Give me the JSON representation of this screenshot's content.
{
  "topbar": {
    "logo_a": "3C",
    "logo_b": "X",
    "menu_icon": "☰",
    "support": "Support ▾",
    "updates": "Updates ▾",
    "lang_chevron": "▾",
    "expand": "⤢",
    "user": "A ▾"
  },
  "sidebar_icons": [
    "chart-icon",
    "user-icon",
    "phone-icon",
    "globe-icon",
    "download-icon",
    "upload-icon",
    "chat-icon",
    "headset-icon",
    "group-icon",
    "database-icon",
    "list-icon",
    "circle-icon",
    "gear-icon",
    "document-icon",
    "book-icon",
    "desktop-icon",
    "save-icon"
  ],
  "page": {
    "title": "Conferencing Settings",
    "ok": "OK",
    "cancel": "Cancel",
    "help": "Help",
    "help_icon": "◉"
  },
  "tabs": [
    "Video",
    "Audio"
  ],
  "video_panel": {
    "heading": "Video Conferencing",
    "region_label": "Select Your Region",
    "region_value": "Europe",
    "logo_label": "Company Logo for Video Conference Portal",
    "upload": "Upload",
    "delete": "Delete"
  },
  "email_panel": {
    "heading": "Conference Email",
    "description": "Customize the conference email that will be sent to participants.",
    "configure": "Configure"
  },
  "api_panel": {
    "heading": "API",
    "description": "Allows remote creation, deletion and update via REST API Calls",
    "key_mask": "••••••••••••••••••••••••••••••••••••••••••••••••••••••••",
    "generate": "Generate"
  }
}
··········
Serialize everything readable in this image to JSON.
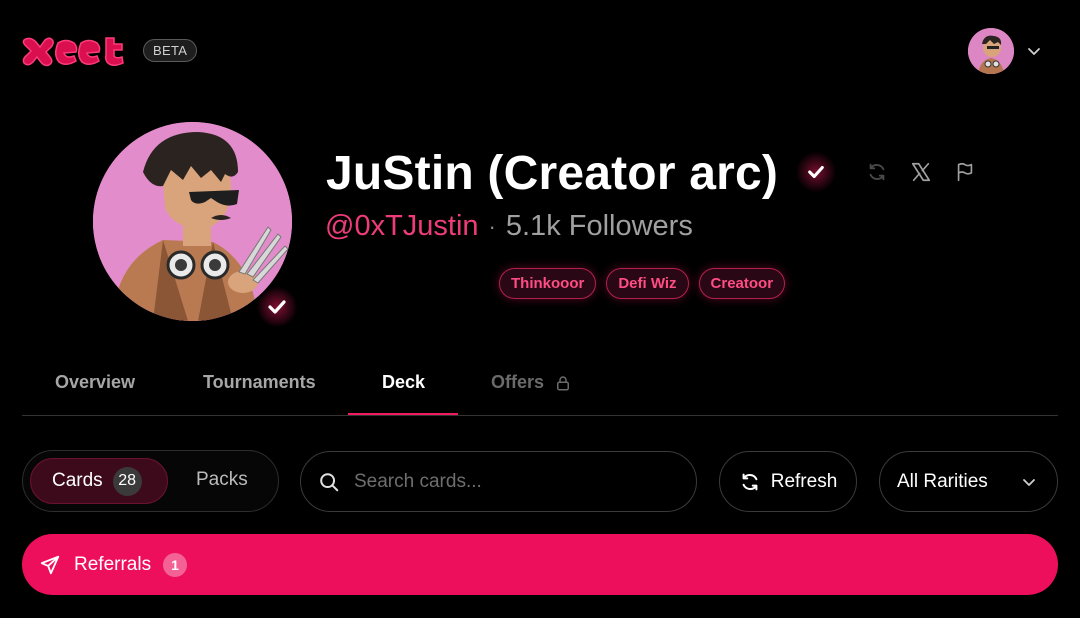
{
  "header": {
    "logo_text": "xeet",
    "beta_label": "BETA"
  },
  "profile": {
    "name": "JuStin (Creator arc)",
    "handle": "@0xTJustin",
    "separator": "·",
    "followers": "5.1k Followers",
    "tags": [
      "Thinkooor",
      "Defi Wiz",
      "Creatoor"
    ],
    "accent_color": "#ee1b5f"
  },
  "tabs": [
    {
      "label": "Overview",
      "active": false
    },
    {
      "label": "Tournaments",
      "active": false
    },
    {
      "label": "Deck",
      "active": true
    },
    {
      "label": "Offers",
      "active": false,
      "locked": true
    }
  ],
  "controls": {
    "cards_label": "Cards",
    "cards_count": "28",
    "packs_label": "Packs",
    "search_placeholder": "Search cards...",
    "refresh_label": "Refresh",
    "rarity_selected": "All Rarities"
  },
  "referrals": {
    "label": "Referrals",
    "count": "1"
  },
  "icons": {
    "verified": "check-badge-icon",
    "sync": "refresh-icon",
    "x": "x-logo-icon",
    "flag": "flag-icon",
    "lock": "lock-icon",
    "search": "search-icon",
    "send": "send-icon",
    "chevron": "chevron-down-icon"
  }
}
··········
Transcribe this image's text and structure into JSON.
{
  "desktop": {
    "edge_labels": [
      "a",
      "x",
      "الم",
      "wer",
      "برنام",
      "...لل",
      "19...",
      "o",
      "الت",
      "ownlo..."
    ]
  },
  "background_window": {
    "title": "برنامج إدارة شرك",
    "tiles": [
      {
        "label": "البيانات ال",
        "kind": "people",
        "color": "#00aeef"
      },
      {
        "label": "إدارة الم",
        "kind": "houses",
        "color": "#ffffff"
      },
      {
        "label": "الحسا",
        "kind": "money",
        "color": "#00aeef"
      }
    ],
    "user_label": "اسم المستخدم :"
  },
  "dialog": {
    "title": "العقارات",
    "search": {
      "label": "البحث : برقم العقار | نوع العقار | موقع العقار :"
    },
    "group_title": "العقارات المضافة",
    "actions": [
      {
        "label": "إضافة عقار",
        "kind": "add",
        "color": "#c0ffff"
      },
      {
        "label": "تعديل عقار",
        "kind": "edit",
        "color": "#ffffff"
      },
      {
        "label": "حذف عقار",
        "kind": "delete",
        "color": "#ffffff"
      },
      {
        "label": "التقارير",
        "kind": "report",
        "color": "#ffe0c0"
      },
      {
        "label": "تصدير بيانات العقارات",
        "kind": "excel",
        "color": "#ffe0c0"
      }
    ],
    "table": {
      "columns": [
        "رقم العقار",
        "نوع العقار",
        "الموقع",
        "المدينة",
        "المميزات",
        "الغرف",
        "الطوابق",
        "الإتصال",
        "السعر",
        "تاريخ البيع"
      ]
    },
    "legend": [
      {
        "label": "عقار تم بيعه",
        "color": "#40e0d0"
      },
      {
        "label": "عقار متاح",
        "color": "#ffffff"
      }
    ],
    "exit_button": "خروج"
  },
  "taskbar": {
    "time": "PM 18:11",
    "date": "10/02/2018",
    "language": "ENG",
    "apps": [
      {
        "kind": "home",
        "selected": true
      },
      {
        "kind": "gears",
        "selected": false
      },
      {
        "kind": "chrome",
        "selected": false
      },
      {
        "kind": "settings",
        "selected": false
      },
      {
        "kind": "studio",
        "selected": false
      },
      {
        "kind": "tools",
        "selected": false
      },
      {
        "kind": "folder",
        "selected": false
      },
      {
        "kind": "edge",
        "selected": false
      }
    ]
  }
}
··········
▶ JOB: Say, as a single number and nothing more, how many lines of the entries contain the word "image".

▶ OUTPUT: 2